• [Task to carry out] From the listing, collect all lines containing the word "values".

Dataset rows about figures
··········

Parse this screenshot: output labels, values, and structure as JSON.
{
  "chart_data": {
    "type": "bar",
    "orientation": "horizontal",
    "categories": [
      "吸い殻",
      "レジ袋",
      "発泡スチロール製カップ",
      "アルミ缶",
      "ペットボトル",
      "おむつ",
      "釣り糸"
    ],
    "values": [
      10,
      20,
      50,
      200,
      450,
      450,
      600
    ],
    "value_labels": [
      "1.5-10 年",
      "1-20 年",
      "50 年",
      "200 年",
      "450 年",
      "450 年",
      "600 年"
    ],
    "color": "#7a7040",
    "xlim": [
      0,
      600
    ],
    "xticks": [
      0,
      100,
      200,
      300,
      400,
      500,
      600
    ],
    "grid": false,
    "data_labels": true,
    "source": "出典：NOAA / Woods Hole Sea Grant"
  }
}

··········

• [Written solution]
Parse this screenshot: output labels, values, and structure as JSON.
    "values": [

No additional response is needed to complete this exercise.